**What this task involves:**
From the records below, copy every line that contains the word "Velocity".

**Material provided:**
——————

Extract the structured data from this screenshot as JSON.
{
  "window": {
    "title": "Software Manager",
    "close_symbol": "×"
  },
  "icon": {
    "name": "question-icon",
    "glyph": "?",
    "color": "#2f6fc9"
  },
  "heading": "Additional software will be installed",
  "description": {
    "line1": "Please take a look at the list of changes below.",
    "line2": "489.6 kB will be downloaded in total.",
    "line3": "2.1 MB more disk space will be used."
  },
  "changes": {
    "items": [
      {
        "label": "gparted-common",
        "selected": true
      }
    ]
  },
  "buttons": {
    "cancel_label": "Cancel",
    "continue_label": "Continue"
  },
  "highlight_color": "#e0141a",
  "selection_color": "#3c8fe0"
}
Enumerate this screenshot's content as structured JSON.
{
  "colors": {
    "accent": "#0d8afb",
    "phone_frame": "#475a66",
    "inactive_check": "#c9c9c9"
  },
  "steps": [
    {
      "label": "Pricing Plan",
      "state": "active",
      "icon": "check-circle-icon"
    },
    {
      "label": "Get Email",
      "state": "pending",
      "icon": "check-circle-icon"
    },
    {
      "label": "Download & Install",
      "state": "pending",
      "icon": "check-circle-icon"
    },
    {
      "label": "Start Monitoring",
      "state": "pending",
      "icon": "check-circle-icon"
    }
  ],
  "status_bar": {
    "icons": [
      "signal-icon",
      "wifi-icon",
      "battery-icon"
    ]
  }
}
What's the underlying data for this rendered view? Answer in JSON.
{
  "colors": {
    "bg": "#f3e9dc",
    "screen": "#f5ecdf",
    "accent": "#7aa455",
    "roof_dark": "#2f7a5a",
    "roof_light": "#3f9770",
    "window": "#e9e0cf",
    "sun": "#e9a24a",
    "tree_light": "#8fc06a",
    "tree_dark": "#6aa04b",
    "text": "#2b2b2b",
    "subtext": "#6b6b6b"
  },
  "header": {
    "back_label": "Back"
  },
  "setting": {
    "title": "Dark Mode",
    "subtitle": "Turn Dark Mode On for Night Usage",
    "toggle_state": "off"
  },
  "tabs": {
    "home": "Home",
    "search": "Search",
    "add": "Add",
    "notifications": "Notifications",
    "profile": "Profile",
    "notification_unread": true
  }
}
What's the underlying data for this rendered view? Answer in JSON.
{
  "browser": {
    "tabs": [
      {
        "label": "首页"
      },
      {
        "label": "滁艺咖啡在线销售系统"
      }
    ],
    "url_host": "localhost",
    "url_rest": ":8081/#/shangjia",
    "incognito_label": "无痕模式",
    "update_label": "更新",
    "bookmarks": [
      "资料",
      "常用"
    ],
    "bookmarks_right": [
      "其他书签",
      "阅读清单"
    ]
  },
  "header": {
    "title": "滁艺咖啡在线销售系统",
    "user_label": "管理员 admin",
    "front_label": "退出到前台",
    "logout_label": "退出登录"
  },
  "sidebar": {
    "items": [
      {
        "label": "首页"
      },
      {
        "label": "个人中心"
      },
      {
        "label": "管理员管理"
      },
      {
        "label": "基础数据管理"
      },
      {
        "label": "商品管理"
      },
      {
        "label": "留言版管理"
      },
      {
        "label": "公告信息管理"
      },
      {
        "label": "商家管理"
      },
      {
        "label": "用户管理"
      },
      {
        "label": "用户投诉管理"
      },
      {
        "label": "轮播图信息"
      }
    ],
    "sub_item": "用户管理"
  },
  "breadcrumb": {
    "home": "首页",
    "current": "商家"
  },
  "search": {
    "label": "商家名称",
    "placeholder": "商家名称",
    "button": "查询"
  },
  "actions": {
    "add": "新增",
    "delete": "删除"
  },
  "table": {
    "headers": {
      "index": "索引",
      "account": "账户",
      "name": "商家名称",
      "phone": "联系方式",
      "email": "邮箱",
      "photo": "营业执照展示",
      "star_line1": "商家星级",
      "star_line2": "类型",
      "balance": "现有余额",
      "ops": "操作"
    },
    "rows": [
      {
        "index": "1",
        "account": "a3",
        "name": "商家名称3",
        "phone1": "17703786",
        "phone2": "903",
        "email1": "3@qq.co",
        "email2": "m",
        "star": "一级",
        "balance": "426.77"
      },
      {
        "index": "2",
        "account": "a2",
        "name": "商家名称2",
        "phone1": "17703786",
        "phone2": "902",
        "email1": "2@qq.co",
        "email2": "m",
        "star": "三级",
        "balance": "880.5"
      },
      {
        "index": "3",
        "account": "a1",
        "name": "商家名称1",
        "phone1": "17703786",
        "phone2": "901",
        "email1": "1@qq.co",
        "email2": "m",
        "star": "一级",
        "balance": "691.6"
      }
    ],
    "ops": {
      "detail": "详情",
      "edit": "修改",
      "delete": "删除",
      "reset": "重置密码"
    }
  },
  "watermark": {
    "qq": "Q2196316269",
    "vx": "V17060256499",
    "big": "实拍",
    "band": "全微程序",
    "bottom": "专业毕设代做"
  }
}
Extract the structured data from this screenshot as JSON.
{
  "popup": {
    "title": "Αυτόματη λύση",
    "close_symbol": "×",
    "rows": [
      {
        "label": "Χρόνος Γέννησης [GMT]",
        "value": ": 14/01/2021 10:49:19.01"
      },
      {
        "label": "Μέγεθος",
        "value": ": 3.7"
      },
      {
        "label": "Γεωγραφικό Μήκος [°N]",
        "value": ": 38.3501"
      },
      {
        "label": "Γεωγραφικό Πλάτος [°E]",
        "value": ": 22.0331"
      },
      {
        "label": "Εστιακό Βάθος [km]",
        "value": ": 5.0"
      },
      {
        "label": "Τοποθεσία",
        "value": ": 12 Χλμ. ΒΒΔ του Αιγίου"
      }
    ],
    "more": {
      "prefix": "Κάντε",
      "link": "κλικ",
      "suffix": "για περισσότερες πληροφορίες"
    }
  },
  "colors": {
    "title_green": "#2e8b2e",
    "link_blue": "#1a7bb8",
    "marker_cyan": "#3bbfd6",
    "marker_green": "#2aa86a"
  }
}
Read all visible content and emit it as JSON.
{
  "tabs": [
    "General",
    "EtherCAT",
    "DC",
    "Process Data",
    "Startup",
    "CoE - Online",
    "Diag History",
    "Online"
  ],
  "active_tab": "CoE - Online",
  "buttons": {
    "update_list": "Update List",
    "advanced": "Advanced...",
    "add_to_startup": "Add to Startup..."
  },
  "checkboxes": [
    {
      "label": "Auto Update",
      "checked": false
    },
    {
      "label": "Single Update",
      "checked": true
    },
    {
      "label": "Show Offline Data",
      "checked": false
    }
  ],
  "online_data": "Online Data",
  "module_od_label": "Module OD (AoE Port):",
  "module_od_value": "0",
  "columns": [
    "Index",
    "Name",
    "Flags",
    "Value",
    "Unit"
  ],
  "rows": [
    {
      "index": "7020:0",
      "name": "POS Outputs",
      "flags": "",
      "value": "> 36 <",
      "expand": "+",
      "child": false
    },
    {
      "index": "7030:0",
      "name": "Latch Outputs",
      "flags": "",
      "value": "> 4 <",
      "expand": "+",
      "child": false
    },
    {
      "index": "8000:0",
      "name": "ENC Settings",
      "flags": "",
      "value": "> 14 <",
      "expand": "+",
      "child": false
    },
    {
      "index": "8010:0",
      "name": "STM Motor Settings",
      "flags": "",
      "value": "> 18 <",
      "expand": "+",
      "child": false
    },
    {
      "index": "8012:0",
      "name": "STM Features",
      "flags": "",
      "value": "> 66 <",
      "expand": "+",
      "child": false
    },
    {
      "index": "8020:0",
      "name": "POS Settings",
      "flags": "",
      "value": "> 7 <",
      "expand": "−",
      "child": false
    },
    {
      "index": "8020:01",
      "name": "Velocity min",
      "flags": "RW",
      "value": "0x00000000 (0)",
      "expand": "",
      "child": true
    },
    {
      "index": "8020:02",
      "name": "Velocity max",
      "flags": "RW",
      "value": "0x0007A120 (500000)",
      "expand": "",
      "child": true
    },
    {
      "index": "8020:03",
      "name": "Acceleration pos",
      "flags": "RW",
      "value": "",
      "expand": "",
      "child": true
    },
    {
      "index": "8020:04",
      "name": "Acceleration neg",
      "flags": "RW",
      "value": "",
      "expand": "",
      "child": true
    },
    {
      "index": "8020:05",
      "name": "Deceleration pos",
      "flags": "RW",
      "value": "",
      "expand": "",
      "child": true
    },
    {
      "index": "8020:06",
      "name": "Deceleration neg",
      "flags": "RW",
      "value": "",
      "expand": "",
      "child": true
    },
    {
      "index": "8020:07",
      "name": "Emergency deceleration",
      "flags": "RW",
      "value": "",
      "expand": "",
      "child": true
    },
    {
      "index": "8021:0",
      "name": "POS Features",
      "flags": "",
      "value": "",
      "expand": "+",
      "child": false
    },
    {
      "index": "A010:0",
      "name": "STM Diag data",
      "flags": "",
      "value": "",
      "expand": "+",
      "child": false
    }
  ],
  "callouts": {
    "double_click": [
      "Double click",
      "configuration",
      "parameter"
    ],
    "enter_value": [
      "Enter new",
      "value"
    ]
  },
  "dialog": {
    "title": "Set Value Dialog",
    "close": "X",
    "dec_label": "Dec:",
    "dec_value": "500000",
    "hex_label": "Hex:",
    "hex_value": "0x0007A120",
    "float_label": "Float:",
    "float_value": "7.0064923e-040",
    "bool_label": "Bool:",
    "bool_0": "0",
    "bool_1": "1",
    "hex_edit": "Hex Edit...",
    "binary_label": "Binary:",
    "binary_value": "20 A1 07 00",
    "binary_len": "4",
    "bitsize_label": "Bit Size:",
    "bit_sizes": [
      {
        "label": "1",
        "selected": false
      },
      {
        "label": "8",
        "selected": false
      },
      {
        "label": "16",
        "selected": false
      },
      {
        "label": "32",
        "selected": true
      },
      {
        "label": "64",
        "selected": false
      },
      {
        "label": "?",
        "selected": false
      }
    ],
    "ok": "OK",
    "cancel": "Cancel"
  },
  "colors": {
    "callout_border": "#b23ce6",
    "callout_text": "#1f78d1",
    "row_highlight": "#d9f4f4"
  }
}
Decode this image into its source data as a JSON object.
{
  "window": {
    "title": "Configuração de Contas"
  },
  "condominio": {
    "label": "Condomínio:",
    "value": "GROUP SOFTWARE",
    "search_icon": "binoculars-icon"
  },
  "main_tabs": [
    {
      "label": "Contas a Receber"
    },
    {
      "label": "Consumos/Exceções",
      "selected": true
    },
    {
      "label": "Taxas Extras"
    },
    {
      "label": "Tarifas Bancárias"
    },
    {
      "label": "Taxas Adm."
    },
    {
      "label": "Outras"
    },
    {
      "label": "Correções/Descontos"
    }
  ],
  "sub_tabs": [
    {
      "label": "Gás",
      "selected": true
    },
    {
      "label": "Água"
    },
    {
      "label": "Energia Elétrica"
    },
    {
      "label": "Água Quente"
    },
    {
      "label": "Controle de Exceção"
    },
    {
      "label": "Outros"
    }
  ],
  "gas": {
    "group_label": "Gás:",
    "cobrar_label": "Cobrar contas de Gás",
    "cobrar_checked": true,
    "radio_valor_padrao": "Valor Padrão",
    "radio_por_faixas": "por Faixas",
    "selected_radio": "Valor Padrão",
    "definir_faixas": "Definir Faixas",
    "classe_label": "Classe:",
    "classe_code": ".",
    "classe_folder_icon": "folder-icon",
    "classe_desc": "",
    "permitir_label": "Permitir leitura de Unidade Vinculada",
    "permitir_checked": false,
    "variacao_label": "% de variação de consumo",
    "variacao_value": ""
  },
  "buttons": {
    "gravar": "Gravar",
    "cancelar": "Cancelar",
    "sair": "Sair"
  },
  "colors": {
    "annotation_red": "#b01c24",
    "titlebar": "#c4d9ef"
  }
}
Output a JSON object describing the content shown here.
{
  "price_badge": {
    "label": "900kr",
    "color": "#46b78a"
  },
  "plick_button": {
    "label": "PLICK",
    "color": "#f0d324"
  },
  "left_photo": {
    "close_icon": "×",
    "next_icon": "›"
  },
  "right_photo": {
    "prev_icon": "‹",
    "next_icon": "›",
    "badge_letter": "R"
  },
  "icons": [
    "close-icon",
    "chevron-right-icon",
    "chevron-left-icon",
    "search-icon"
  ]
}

——————

**Right answer:**
      "name": "Velocity min",
      "name": "Velocity max",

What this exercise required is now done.